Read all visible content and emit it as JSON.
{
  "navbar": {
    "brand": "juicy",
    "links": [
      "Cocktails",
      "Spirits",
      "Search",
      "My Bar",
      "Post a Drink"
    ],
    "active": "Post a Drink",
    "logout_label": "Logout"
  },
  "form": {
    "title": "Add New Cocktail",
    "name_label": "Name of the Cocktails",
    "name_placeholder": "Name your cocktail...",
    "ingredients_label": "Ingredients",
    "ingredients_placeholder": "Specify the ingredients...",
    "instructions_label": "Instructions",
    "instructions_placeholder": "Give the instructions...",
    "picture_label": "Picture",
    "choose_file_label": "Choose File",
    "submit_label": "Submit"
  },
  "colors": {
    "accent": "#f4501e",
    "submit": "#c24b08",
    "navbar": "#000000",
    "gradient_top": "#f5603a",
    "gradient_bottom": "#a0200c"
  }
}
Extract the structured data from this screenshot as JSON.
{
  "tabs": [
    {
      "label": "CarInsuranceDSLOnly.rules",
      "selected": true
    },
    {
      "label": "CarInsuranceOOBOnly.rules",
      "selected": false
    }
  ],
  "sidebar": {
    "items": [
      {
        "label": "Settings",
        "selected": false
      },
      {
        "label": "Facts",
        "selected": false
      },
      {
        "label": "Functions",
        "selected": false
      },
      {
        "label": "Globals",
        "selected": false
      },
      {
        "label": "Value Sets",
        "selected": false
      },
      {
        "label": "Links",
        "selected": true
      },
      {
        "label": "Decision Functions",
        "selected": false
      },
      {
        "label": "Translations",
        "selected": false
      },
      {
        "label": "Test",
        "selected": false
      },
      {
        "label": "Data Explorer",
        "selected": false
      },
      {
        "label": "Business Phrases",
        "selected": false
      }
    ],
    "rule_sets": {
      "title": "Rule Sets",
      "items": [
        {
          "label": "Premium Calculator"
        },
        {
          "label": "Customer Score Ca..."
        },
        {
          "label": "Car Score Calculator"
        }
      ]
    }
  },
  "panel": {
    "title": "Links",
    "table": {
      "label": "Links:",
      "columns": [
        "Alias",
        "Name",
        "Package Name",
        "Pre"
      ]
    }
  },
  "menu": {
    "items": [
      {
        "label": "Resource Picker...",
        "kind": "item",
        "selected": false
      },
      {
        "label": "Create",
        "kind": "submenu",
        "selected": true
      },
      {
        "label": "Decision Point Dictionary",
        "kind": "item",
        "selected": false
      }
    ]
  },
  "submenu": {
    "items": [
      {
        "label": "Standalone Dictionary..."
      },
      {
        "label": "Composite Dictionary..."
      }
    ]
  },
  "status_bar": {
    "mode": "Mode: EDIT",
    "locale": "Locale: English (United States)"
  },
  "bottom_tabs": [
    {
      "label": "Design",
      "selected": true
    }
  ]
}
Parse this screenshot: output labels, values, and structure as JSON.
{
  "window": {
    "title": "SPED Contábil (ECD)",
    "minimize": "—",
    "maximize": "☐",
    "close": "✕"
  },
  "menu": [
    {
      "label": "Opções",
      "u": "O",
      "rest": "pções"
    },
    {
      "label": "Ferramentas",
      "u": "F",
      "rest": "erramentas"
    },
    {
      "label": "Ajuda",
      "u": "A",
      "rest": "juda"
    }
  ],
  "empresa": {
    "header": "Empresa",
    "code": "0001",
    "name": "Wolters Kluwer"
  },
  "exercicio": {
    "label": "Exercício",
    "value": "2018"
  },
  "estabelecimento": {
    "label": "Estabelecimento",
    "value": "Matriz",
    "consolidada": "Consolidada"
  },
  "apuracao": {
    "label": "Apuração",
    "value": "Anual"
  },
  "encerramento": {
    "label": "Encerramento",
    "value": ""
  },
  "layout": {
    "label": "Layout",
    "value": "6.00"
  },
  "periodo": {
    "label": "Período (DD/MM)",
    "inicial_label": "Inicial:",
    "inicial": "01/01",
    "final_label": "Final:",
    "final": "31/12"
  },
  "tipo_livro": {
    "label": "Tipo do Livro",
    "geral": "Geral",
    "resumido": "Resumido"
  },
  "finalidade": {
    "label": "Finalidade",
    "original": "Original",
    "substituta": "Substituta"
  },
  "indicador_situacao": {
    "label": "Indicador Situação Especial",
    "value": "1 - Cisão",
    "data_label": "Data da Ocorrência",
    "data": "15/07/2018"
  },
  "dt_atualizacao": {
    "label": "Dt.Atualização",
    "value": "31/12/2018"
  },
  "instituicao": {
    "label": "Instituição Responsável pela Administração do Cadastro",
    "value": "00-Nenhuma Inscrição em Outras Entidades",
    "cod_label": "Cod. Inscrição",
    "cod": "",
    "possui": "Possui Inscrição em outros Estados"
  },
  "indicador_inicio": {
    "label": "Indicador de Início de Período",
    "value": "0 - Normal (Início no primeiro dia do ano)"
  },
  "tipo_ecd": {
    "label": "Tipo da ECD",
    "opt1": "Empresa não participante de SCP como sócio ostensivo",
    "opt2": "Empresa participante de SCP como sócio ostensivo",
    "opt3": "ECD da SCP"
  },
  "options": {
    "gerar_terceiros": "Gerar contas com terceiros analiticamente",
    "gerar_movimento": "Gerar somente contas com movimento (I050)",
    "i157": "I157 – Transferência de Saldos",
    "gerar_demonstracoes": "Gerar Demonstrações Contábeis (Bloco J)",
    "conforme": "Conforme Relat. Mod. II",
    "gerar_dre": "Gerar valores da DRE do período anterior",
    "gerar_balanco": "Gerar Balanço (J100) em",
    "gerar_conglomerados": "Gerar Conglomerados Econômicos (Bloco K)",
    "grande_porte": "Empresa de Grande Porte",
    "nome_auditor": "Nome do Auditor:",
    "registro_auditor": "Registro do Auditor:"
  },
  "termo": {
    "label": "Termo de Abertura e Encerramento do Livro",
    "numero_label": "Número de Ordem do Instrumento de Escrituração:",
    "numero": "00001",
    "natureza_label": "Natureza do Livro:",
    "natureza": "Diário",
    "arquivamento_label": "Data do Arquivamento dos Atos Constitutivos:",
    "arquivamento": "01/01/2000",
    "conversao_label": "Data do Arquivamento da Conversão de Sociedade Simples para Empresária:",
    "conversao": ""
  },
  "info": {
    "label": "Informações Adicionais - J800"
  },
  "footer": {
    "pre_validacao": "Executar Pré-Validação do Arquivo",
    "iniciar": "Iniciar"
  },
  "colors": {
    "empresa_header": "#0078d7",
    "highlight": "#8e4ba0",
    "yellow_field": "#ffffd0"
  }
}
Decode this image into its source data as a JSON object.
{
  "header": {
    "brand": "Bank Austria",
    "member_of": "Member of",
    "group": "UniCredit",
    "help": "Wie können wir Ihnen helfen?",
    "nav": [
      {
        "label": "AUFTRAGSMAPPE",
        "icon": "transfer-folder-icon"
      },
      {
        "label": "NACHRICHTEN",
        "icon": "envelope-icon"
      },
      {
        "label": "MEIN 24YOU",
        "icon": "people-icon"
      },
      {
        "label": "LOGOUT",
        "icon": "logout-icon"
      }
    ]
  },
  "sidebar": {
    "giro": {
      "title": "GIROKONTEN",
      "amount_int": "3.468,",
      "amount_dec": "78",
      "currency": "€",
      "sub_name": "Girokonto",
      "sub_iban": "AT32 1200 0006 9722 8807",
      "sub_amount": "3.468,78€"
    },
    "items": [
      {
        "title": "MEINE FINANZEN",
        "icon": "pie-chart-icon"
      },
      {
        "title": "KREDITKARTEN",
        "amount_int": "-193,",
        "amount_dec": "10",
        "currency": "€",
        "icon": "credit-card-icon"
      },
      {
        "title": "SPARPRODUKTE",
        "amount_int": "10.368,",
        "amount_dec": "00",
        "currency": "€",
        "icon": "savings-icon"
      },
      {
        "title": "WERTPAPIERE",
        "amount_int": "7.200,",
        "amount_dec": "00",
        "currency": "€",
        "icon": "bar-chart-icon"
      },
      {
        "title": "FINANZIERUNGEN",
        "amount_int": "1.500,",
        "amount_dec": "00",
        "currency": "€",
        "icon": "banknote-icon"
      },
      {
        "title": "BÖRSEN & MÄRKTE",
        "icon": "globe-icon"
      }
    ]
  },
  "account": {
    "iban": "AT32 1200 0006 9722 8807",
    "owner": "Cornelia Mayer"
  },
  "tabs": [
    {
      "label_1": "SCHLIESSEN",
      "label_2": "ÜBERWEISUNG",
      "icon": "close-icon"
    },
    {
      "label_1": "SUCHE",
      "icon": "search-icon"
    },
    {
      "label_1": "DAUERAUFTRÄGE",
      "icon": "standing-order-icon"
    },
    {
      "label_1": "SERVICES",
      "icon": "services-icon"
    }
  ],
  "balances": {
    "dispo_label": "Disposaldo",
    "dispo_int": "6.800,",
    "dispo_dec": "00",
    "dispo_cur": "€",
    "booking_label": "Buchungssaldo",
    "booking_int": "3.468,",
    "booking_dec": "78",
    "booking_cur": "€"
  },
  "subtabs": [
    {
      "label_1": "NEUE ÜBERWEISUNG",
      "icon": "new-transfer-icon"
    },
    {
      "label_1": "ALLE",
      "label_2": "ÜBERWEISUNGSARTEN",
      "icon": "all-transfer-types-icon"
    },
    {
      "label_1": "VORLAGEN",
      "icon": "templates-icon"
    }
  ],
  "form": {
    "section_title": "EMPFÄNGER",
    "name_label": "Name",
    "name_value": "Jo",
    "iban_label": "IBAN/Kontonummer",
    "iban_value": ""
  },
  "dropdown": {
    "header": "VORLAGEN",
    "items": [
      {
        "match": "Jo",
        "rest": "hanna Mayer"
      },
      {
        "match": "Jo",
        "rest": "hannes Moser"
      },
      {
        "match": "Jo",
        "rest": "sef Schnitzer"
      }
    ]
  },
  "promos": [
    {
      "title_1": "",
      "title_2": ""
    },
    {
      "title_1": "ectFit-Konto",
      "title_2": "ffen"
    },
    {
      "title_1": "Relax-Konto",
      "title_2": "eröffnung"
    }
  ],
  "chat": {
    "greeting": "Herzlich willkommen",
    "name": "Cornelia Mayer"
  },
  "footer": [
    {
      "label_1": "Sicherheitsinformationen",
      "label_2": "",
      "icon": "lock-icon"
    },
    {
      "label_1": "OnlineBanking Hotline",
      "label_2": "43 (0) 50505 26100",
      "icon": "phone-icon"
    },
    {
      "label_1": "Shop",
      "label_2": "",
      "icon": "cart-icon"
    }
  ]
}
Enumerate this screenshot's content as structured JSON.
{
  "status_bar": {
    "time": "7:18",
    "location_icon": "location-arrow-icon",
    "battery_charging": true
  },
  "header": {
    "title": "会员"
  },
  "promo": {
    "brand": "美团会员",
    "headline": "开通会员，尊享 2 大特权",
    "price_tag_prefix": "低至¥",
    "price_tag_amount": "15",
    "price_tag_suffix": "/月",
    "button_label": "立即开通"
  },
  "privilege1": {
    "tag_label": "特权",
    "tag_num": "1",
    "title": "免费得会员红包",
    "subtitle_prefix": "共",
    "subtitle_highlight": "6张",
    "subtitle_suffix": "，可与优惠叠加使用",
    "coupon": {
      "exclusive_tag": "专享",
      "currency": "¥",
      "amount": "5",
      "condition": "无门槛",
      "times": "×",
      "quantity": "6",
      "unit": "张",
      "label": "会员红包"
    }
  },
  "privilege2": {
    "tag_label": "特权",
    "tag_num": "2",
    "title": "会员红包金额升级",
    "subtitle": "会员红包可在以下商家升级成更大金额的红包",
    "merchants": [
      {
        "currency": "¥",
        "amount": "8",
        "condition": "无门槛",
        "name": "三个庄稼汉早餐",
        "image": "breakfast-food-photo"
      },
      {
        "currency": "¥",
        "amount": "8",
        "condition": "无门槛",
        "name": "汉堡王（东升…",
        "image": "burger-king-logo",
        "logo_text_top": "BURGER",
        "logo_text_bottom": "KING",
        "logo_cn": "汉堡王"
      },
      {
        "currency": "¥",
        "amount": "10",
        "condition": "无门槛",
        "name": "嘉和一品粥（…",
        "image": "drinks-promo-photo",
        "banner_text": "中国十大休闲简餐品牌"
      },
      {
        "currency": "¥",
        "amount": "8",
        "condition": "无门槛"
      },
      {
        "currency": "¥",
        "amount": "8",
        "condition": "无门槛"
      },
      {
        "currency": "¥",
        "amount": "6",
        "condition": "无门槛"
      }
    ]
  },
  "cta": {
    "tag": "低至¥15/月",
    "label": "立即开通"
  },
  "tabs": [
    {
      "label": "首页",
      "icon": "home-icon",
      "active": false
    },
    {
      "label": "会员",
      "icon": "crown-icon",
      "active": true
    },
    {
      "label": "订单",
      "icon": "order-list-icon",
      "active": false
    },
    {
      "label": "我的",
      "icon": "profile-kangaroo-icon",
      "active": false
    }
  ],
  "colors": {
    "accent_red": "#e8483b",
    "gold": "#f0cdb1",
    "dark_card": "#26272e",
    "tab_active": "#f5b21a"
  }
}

....

Work to be completed: In the entries above, identify every line with the string "photo".

The output:
        "image": "breakfast-food-photo"
        "image": "drinks-promo-photo",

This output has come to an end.